++++ Material

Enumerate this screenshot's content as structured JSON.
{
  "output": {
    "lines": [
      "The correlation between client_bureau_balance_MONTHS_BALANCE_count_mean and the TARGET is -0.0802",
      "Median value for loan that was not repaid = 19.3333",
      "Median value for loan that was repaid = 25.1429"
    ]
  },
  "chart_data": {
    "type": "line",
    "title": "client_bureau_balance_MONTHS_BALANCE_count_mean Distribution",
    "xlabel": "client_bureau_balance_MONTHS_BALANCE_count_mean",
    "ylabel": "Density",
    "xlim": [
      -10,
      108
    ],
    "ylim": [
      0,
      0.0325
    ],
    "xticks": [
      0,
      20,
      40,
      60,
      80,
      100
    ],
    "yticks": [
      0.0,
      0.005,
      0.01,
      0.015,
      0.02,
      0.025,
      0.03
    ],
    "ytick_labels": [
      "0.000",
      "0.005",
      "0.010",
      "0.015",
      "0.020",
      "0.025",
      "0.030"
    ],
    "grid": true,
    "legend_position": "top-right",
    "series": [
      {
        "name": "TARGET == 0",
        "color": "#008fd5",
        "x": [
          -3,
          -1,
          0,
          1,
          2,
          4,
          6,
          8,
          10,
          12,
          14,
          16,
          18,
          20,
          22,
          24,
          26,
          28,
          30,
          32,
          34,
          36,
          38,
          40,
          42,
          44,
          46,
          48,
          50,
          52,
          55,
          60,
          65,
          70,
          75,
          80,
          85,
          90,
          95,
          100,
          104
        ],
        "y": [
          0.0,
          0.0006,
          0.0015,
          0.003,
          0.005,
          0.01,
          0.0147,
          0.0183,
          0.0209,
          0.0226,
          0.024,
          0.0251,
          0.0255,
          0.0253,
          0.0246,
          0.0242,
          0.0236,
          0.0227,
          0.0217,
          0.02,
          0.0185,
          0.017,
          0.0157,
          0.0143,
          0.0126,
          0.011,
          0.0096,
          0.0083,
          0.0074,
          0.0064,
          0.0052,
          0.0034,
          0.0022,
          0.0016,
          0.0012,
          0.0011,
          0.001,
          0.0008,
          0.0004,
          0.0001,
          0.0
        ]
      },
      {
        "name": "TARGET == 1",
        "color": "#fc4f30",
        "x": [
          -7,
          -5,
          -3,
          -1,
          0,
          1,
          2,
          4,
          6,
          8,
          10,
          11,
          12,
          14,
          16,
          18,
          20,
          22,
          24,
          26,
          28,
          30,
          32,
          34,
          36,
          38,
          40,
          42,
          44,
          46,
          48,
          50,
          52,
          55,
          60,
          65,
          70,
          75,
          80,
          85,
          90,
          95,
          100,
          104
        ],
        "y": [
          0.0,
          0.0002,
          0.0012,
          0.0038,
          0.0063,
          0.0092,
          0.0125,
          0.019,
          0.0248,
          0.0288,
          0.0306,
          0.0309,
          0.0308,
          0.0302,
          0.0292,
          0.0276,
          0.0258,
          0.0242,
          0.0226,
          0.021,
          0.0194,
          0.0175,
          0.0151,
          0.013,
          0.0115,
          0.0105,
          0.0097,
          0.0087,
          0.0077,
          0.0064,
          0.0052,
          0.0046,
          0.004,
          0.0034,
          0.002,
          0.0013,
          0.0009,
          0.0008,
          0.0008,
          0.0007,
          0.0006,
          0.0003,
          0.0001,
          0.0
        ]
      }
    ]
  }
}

++++++++

> Short task:
Collect from the data above every line that includes "repaid".

> Correct response:
      "Median value for loan that was not repaid = 19.3333",
      "Median value for loan that was repaid = 25.1429"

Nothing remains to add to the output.